PROBLEM DESCRIPTION: Type out all the records word for word. Any pictures are to be left out.

— Start —

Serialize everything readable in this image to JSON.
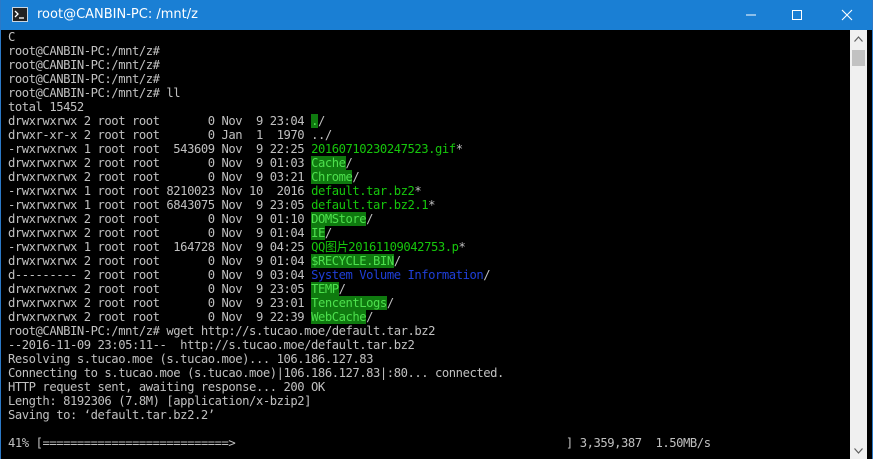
{
  "window": {
    "title": "root@CANBIN-PC: /mnt/z",
    "icon": "terminal-icon",
    "controls": [
      "minimize-icon",
      "maximize-icon",
      "close-icon"
    ]
  },
  "colors": {
    "titlebar": "#1a7fd4",
    "terminal_bg": "#000000",
    "text": "#c0c0c0",
    "executable": "#16c60c",
    "dir_highlight": "#0f7a0f",
    "system_dir": "#1f3fd9"
  },
  "terminal": {
    "lines": [
      "C",
      "root@CANBIN-PC:/mnt/z#",
      "root@CANBIN-PC:/mnt/z#",
      "root@CANBIN-PC:/mnt/z#",
      "root@CANBIN-PC:/mnt/z# ll",
      "total 15452"
    ],
    "listing": [
      {
        "perm": "drwxrwxrwx",
        "links": "2",
        "owner": "root",
        "group": "root",
        "size": "0",
        "month": "Nov",
        "day": "9",
        "time": "23:04",
        "name": ".",
        "suffix": "/"
      },
      {
        "perm": "drwxr-xr-x",
        "links": "2",
        "owner": "root",
        "group": "root",
        "size": "0",
        "month": "Jan",
        "day": "1",
        "time": "1970",
        "name": "..",
        "suffix": "/"
      },
      {
        "perm": "-rwxrwxrwx",
        "links": "1",
        "owner": "root",
        "group": "root",
        "size": "543609",
        "month": "Nov",
        "day": "9",
        "time": "22:25",
        "name": "20160710230247523.gif",
        "suffix": "*"
      },
      {
        "perm": "drwxrwxrwx",
        "links": "2",
        "owner": "root",
        "group": "root",
        "size": "0",
        "month": "Nov",
        "day": "9",
        "time": "01:03",
        "name": "Cache",
        "suffix": "/"
      },
      {
        "perm": "drwxrwxrwx",
        "links": "2",
        "owner": "root",
        "group": "root",
        "size": "0",
        "month": "Nov",
        "day": "9",
        "time": "03:21",
        "name": "Chrome",
        "suffix": "/"
      },
      {
        "perm": "-rwxrwxrwx",
        "links": "1",
        "owner": "root",
        "group": "root",
        "size": "8210023",
        "month": "Nov",
        "day": "10",
        "time": "2016",
        "name": "default.tar.bz2",
        "suffix": "*"
      },
      {
        "perm": "-rwxrwxrwx",
        "links": "1",
        "owner": "root",
        "group": "root",
        "size": "6843075",
        "month": "Nov",
        "day": "9",
        "time": "23:05",
        "name": "default.tar.bz2.1",
        "suffix": "*"
      },
      {
        "perm": "drwxrwxrwx",
        "links": "2",
        "owner": "root",
        "group": "root",
        "size": "0",
        "month": "Nov",
        "day": "9",
        "time": "01:10",
        "name": "DOMStore",
        "suffix": "/"
      },
      {
        "perm": "drwxrwxrwx",
        "links": "2",
        "owner": "root",
        "group": "root",
        "size": "0",
        "month": "Nov",
        "day": "9",
        "time": "01:04",
        "name": "IE",
        "suffix": "/"
      },
      {
        "perm": "-rwxrwxrwx",
        "links": "1",
        "owner": "root",
        "group": "root",
        "size": "164728",
        "month": "Nov",
        "day": "9",
        "time": "04:25",
        "name": "QQ图片20161109042753.p",
        "suffix": "*"
      },
      {
        "perm": "drwxrwxrwx",
        "links": "2",
        "owner": "root",
        "group": "root",
        "size": "0",
        "month": "Nov",
        "day": "9",
        "time": "01:04",
        "name": "$RECYCLE.BIN",
        "suffix": "/"
      },
      {
        "perm": "d---------",
        "links": "2",
        "owner": "root",
        "group": "root",
        "size": "0",
        "month": "Nov",
        "day": "9",
        "time": "03:04",
        "name": "System Volume Information",
        "suffix": "/"
      },
      {
        "perm": "drwxrwxrwx",
        "links": "2",
        "owner": "root",
        "group": "root",
        "size": "0",
        "month": "Nov",
        "day": "9",
        "time": "23:05",
        "name": "TEMP",
        "suffix": "/"
      },
      {
        "perm": "drwxrwxrwx",
        "links": "2",
        "owner": "root",
        "group": "root",
        "size": "0",
        "month": "Nov",
        "day": "9",
        "time": "23:01",
        "name": "TencentLogs",
        "suffix": "/"
      },
      {
        "perm": "drwxrwxrwx",
        "links": "2",
        "owner": "root",
        "group": "root",
        "size": "0",
        "month": "Nov",
        "day": "9",
        "time": "22:39",
        "name": "WebCache",
        "suffix": "/"
      }
    ],
    "wget_lines": [
      "root@CANBIN-PC:/mnt/z# wget http://s.tucao.moe/default.tar.bz2",
      "--2016-11-09 23:05:11--  http://s.tucao.moe/default.tar.bz2",
      "Resolving s.tucao.moe (s.tucao.moe)... 106.186.127.83",
      "Connecting to s.tucao.moe (s.tucao.moe)|106.186.127.83|:80... connected.",
      "HTTP request sent, awaiting response... 200 OK",
      "Length: 8192306 (7.8M) [application/x-bzip2]",
      "Saving to: ‘default.tar.bz2.2’",
      ""
    ],
    "progress": {
      "percent_text": "41%",
      "bar": "[===========================>",
      "bar_end": "]",
      "bytes": "3,359,387",
      "rate": "1.50MB/s"
    }
  }
}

— End —

ANSWER TO THE TASK:
Serialize everything readable in this image to JSON.
{
  "window": {
    "title": "root@CANBIN-PC: /mnt/z",
    "icon": "terminal-icon",
    "controls": [
      "minimize-icon",
      "maximize-icon",
      "close-icon"
    ]
  },
  "colors": {
    "titlebar": "#1a7fd4",
    "terminal_bg": "#000000",
    "text": "#c0c0c0",
    "executable": "#16c60c",
    "dir_highlight": "#0f7a0f",
    "system_dir": "#1f3fd9"
  },
  "terminal": {
    "lines": [
      "C",
      "root@CANBIN-PC:/mnt/z#",
      "root@CANBIN-PC:/mnt/z#",
      "root@CANBIN-PC:/mnt/z#",
      "root@CANBIN-PC:/mnt/z# ll",
      "total 15452"
    ],
    "listing": [
      {
        "perm": "drwxrwxrwx",
        "links": "2",
        "owner": "root",
        "group": "root",
        "size": "0",
        "month": "Nov",
        "day": "9",
        "time": "23:04",
        "name": ".",
        "suffix": "/"
      },
      {
        "perm": "drwxr-xr-x",
        "links": "2",
        "owner": "root",
        "group": "root",
        "size": "0",
        "month": "Jan",
        "day": "1",
        "time": "1970",
        "name": "..",
        "suffix": "/"
      },
      {
        "perm": "-rwxrwxrwx",
        "links": "1",
        "owner": "root",
        "group": "root",
        "size": "543609",
        "month": "Nov",
        "day": "9",
        "time": "22:25",
        "name": "20160710230247523.gif",
        "suffix": "*"
      },
      {
        "perm": "drwxrwxrwx",
        "links": "2",
        "owner": "root",
        "group": "root",
        "size": "0",
        "month": "Nov",
        "day": "9",
        "time": "01:03",
        "name": "Cache",
        "suffix": "/"
      },
      {
        "perm": "drwxrwxrwx",
        "links": "2",
        "owner": "root",
        "group": "root",
        "size": "0",
        "month": "Nov",
        "day": "9",
        "time": "03:21",
        "name": "Chrome",
        "suffix": "/"
      },
      {
        "perm": "-rwxrwxrwx",
        "links": "1",
        "owner": "root",
        "group": "root",
        "size": "8210023",
        "month": "Nov",
        "day": "10",
        "time": "2016",
        "name": "default.tar.bz2",
        "suffix": "*"
      },
      {
        "perm": "-rwxrwxrwx",
        "links": "1",
        "owner": "root",
        "group": "root",
        "size": "6843075",
        "month": "Nov",
        "day": "9",
        "time": "23:05",
        "name": "default.tar.bz2.1",
        "suffix": "*"
      },
      {
        "perm": "drwxrwxrwx",
        "links": "2",
        "owner": "root",
        "group": "root",
        "size": "0",
        "month": "Nov",
        "day": "9",
        "time": "01:10",
        "name": "DOMStore",
        "suffix": "/"
      },
      {
        "perm": "drwxrwxrwx",
        "links": "2",
        "owner": "root",
        "group": "root",
        "size": "0",
        "month": "Nov",
        "day": "9",
        "time": "01:04",
        "name": "IE",
        "suffix": "/"
      },
      {
        "perm": "-rwxrwxrwx",
        "links": "1",
        "owner": "root",
        "group": "root",
        "size": "164728",
        "month": "Nov",
        "day": "9",
        "time": "04:25",
        "name": "QQ图片20161109042753.p",
        "suffix": "*"
      },
      {
        "perm": "drwxrwxrwx",
        "links": "2",
        "owner": "root",
        "group": "root",
        "size": "0",
        "month": "Nov",
        "day": "9",
        "time": "01:04",
        "name": "$RECYCLE.BIN",
        "suffix": "/"
      },
      {
        "perm": "d---------",
        "links": "2",
        "owner": "root",
        "group": "root",
        "size": "0",
        "month": "Nov",
        "day": "9",
        "time": "03:04",
        "name": "System Volume Information",
        "suffix": "/"
      },
      {
        "perm": "drwxrwxrwx",
        "links": "2",
        "owner": "root",
        "group": "root",
        "size": "0",
        "month": "Nov",
        "day": "9",
        "time": "23:05",
        "name": "TEMP",
        "suffix": "/"
      },
      {
        "perm": "drwxrwxrwx",
        "links": "2",
        "owner": "root",
        "group": "root",
        "size": "0",
        "month": "Nov",
        "day": "9",
        "time": "23:01",
        "name": "TencentLogs",
        "suffix": "/"
      },
      {
        "perm": "drwxrwxrwx",
        "links": "2",
        "owner": "root",
        "group": "root",
        "size": "0",
        "month": "Nov",
        "day": "9",
        "time": "22:39",
        "name": "WebCache",
        "suffix": "/"
      }
    ],
    "wget_lines": [
      "root@CANBIN-PC:/mnt/z# wget http://s.tucao.moe/default.tar.bz2",
      "--2016-11-09 23:05:11--  http://s.tucao.moe/default.tar.bz2",
      "Resolving s.tucao.moe (s.tucao.moe)... 106.186.127.83",
      "Connecting to s.tucao.moe (s.tucao.moe)|106.186.127.83|:80... connected.",
      "HTTP request sent, awaiting response... 200 OK",
      "Length: 8192306 (7.8M) [application/x-bzip2]",
      "Saving to: ‘default.tar.bz2.2’",
      ""
    ],
    "progress": {
      "percent_text": "41%",
      "bar": "[===========================>",
      "bar_end": "]",
      "bytes": "3,359,387",
      "rate": "1.50MB/s"
    }
  }
}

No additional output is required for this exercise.